The lines to copy are those in the listing that hold the word "History".
"""
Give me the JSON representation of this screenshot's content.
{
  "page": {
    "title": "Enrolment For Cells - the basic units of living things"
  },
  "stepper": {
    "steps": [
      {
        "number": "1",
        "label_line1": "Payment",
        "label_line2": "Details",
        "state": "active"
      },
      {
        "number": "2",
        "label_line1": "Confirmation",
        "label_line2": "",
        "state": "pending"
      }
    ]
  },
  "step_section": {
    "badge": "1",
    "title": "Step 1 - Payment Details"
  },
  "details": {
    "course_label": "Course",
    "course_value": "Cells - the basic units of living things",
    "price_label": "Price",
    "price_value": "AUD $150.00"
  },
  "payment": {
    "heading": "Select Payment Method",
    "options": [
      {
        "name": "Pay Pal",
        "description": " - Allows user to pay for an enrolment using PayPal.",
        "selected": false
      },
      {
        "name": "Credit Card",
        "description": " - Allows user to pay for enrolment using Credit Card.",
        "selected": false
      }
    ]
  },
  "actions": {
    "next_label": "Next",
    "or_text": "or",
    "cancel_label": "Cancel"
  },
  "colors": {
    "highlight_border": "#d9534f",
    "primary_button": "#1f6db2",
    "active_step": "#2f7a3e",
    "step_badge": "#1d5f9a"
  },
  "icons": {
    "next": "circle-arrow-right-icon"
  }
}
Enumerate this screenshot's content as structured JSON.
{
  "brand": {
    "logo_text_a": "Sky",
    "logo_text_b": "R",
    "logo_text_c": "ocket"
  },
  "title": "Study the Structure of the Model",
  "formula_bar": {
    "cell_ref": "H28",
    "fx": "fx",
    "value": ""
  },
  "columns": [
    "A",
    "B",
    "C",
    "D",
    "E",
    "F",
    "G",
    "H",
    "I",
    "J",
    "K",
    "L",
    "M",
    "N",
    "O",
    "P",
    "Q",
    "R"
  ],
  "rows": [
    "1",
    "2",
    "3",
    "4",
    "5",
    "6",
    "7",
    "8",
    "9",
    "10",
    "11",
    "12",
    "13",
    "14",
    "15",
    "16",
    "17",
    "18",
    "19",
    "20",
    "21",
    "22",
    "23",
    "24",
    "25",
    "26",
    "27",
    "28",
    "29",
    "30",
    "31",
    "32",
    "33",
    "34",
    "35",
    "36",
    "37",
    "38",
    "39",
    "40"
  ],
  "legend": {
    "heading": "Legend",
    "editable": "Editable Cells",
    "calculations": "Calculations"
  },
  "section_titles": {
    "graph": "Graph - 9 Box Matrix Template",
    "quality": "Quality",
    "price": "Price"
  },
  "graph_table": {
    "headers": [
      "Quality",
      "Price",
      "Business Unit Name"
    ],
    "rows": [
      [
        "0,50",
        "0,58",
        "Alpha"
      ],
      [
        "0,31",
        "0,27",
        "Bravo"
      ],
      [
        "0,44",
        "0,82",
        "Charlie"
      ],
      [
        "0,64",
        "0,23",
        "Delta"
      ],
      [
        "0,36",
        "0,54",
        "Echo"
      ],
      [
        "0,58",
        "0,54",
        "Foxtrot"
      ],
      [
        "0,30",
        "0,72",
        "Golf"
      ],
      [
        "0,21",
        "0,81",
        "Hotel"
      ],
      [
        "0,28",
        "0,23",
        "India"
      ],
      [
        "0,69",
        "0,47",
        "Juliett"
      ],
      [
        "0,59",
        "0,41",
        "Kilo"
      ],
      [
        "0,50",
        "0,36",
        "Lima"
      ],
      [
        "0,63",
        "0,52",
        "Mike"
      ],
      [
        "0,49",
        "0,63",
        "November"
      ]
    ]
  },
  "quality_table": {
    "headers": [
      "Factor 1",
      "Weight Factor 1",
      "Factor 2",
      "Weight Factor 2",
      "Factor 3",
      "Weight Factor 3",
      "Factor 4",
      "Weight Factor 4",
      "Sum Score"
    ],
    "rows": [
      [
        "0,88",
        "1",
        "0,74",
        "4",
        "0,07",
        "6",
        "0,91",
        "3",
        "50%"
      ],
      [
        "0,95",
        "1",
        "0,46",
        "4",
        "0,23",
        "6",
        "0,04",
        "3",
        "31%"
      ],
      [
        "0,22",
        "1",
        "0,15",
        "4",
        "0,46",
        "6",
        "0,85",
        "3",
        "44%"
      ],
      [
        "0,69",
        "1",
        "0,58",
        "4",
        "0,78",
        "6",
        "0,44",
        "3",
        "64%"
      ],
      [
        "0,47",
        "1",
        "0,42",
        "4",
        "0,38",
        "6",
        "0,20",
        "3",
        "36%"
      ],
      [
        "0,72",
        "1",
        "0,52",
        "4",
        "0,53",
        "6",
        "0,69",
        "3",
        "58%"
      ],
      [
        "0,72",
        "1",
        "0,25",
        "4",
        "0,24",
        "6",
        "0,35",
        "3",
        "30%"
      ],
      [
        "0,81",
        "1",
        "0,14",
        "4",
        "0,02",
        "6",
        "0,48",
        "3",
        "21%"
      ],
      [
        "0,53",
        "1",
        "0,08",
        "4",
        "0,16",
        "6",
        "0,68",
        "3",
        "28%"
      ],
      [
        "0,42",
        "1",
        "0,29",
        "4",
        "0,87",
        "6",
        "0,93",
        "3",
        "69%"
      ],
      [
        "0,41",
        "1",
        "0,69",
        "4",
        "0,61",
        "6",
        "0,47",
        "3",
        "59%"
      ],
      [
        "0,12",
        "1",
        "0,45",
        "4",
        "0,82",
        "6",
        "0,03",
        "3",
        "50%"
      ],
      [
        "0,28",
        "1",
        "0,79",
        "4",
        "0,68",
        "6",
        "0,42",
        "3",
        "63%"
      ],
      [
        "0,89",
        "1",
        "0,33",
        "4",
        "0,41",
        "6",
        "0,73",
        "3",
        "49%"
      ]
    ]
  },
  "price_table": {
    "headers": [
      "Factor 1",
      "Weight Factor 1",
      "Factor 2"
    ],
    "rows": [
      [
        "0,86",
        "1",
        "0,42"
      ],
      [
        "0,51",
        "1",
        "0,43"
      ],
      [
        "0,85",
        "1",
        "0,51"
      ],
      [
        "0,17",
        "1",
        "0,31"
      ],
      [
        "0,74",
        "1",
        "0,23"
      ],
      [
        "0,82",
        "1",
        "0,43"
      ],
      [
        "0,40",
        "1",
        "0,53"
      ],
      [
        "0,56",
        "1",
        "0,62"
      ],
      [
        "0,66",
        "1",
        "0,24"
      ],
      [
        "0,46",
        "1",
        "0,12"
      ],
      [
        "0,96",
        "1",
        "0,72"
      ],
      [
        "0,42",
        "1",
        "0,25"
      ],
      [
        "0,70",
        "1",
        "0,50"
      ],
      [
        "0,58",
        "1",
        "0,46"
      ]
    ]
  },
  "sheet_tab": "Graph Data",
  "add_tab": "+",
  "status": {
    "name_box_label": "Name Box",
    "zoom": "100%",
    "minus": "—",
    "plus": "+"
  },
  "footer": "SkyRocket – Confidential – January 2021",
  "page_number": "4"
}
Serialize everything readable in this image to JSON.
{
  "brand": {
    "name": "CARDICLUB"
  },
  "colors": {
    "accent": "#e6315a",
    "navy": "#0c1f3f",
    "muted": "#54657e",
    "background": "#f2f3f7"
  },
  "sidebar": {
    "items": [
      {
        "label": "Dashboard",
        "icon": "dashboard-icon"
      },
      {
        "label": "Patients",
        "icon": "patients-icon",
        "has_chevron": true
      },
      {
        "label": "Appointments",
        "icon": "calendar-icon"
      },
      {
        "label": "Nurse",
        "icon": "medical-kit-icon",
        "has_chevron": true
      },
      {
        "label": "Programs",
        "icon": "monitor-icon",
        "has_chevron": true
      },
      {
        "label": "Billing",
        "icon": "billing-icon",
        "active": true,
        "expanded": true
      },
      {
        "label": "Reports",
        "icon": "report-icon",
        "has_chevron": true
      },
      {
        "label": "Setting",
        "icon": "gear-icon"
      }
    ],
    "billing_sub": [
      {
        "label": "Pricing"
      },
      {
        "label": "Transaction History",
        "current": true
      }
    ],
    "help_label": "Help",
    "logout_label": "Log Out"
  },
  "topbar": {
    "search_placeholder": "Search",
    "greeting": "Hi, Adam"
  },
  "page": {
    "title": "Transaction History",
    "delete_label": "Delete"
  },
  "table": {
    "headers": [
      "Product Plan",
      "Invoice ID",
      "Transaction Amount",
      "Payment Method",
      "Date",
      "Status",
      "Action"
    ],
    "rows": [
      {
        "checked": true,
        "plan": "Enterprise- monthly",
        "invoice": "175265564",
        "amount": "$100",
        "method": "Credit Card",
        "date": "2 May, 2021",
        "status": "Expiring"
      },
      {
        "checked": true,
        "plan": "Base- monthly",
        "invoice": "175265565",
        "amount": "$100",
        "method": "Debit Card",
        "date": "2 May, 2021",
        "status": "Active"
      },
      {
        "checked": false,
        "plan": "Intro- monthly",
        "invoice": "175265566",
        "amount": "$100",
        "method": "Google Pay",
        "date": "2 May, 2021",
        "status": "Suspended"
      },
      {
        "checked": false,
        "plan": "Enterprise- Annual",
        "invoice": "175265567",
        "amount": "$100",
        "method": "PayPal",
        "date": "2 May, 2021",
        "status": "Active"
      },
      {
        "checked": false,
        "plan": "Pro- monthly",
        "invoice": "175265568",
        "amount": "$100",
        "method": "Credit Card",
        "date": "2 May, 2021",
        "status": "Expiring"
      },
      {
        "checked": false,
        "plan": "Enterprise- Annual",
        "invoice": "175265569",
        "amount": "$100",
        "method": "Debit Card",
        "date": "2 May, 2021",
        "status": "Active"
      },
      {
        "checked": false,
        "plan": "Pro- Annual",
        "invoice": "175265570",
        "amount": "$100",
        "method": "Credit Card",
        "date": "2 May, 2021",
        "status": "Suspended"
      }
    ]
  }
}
"""
Exercise response:
        "label": "Transaction History",
    "title": "Transaction History",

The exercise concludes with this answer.